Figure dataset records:
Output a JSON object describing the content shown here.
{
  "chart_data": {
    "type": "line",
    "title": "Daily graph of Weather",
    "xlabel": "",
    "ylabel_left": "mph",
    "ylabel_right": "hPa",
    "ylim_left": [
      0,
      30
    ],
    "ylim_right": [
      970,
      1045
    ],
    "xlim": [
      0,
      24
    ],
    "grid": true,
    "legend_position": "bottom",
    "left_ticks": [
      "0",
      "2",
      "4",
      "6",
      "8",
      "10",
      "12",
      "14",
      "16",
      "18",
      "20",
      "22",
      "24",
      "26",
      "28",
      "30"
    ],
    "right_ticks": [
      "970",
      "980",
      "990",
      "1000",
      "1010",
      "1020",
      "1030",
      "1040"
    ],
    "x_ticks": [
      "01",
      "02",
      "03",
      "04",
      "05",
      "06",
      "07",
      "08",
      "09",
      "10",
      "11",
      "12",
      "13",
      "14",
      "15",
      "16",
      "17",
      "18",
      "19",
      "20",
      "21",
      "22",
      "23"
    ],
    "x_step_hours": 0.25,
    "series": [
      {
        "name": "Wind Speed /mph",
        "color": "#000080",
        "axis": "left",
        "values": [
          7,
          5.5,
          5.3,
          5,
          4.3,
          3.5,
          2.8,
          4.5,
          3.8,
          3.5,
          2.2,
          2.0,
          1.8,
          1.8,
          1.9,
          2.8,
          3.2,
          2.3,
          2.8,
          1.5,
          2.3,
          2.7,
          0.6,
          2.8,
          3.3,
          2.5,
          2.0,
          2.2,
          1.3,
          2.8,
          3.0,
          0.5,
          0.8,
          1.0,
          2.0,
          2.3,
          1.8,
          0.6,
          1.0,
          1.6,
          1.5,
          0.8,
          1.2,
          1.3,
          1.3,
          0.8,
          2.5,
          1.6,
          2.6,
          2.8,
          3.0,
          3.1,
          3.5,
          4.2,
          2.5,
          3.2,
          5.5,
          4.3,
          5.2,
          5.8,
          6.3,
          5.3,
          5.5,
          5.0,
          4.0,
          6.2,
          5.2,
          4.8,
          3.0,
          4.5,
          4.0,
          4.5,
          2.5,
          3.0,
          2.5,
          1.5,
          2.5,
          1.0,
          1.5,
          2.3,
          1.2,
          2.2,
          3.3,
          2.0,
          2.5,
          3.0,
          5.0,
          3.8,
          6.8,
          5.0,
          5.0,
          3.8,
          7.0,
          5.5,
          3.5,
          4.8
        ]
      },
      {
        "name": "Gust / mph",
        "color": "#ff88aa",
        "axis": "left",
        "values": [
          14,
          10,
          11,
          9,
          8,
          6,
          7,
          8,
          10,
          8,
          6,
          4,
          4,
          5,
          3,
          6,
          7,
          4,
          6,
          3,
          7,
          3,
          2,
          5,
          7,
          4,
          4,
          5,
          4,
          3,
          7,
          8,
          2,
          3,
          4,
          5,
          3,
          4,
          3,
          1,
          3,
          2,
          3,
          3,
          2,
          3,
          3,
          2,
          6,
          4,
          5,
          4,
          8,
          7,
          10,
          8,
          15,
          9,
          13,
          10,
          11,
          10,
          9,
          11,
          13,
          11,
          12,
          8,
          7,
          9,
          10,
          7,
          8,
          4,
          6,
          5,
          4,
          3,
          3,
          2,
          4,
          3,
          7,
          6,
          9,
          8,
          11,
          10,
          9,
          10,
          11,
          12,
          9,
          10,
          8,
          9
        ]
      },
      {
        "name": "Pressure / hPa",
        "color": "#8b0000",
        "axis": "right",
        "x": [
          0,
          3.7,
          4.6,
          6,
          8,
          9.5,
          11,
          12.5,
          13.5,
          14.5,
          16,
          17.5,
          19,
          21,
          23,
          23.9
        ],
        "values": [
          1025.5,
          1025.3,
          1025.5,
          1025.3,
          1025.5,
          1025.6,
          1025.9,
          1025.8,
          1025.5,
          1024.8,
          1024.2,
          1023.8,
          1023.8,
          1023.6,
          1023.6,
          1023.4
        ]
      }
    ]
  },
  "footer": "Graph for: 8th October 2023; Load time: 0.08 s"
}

The request:
Output every record above exactly as it appears.

Correct output:
Output a JSON object describing the content shown here.
{
  "chart_data": {
    "type": "line",
    "title": "Daily graph of Weather",
    "xlabel": "",
    "ylabel_left": "mph",
    "ylabel_right": "hPa",
    "ylim_left": [
      0,
      30
    ],
    "ylim_right": [
      970,
      1045
    ],
    "xlim": [
      0,
      24
    ],
    "grid": true,
    "legend_position": "bottom",
    "left_ticks": [
      "0",
      "2",
      "4",
      "6",
      "8",
      "10",
      "12",
      "14",
      "16",
      "18",
      "20",
      "22",
      "24",
      "26",
      "28",
      "30"
    ],
    "right_ticks": [
      "970",
      "980",
      "990",
      "1000",
      "1010",
      "1020",
      "1030",
      "1040"
    ],
    "x_ticks": [
      "01",
      "02",
      "03",
      "04",
      "05",
      "06",
      "07",
      "08",
      "09",
      "10",
      "11",
      "12",
      "13",
      "14",
      "15",
      "16",
      "17",
      "18",
      "19",
      "20",
      "21",
      "22",
      "23"
    ],
    "x_step_hours": 0.25,
    "series": [
      {
        "name": "Wind Speed /mph",
        "color": "#000080",
        "axis": "left",
        "values": [
          7,
          5.5,
          5.3,
          5,
          4.3,
          3.5,
          2.8,
          4.5,
          3.8,
          3.5,
          2.2,
          2.0,
          1.8,
          1.8,
          1.9,
          2.8,
          3.2,
          2.3,
          2.8,
          1.5,
          2.3,
          2.7,
          0.6,
          2.8,
          3.3,
          2.5,
          2.0,
          2.2,
          1.3,
          2.8,
          3.0,
          0.5,
          0.8,
          1.0,
          2.0,
          2.3,
          1.8,
          0.6,
          1.0,
          1.6,
          1.5,
          0.8,
          1.2,
          1.3,
          1.3,
          0.8,
          2.5,
          1.6,
          2.6,
          2.8,
          3.0,
          3.1,
          3.5,
          4.2,
          2.5,
          3.2,
          5.5,
          4.3,
          5.2,
          5.8,
          6.3,
          5.3,
          5.5,
          5.0,
          4.0,
          6.2,
          5.2,
          4.8,
          3.0,
          4.5,
          4.0,
          4.5,
          2.5,
          3.0,
          2.5,
          1.5,
          2.5,
          1.0,
          1.5,
          2.3,
          1.2,
          2.2,
          3.3,
          2.0,
          2.5,
          3.0,
          5.0,
          3.8,
          6.8,
          5.0,
          5.0,
          3.8,
          7.0,
          5.5,
          3.5,
          4.8
        ]
      },
      {
        "name": "Gust / mph",
        "color": "#ff88aa",
        "axis": "left",
        "values": [
          14,
          10,
          11,
          9,
          8,
          6,
          7,
          8,
          10,
          8,
          6,
          4,
          4,
          5,
          3,
          6,
          7,
          4,
          6,
          3,
          7,
          3,
          2,
          5,
          7,
          4,
          4,
          5,
          4,
          3,
          7,
          8,
          2,
          3,
          4,
          5,
          3,
          4,
          3,
          1,
          3,
          2,
          3,
          3,
          2,
          3,
          3,
          2,
          6,
          4,
          5,
          4,
          8,
          7,
          10,
          8,
          15,
          9,
          13,
          10,
          11,
          10,
          9,
          11,
          13,
          11,
          12,
          8,
          7,
          9,
          10,
          7,
          8,
          4,
          6,
          5,
          4,
          3,
          3,
          2,
          4,
          3,
          7,
          6,
          9,
          8,
          11,
          10,
          9,
          10,
          11,
          12,
          9,
          10,
          8,
          9
        ]
      },
      {
        "name": "Pressure / hPa",
        "color": "#8b0000",
        "axis": "right",
        "x": [
          0,
          3.7,
          4.6,
          6,
          8,
          9.5,
          11,
          12.5,
          13.5,
          14.5,
          16,
          17.5,
          19,
          21,
          23,
          23.9
        ],
        "values": [
          1025.5,
          1025.3,
          1025.5,
          1025.3,
          1025.5,
          1025.6,
          1025.9,
          1025.8,
          1025.5,
          1024.8,
          1024.2,
          1023.8,
          1023.8,
          1023.6,
          1023.6,
          1023.4
        ]
      }
    ]
  },
  "footer": "Graph for: 8th October 2023; Load time: 0.08 s"
}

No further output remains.